### WHAT TO DO
All of the material below is to be repeated exactly.

Stored dataset items
########################################

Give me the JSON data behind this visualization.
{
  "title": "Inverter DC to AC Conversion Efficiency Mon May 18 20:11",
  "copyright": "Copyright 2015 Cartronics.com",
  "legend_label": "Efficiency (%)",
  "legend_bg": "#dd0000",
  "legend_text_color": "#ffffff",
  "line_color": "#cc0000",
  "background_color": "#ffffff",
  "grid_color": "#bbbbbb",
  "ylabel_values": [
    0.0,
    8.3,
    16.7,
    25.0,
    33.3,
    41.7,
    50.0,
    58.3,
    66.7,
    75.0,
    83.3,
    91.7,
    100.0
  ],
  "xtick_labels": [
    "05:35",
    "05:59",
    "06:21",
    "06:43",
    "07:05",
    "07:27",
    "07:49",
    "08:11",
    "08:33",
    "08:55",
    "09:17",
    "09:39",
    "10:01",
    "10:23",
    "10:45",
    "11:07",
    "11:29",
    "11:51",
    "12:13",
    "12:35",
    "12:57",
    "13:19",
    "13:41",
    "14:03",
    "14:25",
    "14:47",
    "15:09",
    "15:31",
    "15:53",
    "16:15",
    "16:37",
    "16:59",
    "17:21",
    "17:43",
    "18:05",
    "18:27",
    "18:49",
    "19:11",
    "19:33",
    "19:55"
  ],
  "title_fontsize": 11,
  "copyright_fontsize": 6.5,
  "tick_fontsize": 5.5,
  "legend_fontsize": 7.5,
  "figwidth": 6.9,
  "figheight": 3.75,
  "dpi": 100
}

########################################

### RESULT OF THE TASK
Give me the JSON data behind this visualization.
{
  "title": "Inverter DC to AC Conversion Efficiency Mon May 18 20:11",
  "copyright": "Copyright 2015 Cartronics.com",
  "legend_label": "Efficiency (%)",
  "legend_bg": "#dd0000",
  "legend_text_color": "#ffffff",
  "line_color": "#cc0000",
  "background_color": "#ffffff",
  "grid_color": "#bbbbbb",
  "ylabel_values": [
    0.0,
    8.3,
    16.7,
    25.0,
    33.3,
    41.7,
    50.0,
    58.3,
    66.7,
    75.0,
    83.3,
    91.7,
    100.0
  ],
  "xtick_labels": [
    "05:35",
    "05:59",
    "06:21",
    "06:43",
    "07:05",
    "07:27",
    "07:49",
    "08:11",
    "08:33",
    "08:55",
    "09:17",
    "09:39",
    "10:01",
    "10:23",
    "10:45",
    "11:07",
    "11:29",
    "11:51",
    "12:13",
    "12:35",
    "12:57",
    "13:19",
    "13:41",
    "14:03",
    "14:25",
    "14:47",
    "15:09",
    "15:31",
    "15:53",
    "16:15",
    "16:37",
    "16:59",
    "17:21",
    "17:43",
    "18:05",
    "18:27",
    "18:49",
    "19:11",
    "19:33",
    "19:55"
  ],
  "title_fontsize": 11,
  "copyright_fontsize": 6.5,
  "tick_fontsize": 5.5,
  "legend_fontsize": 7.5,
  "figwidth": 6.9,
  "figheight": 3.75,
  "dpi": 100
}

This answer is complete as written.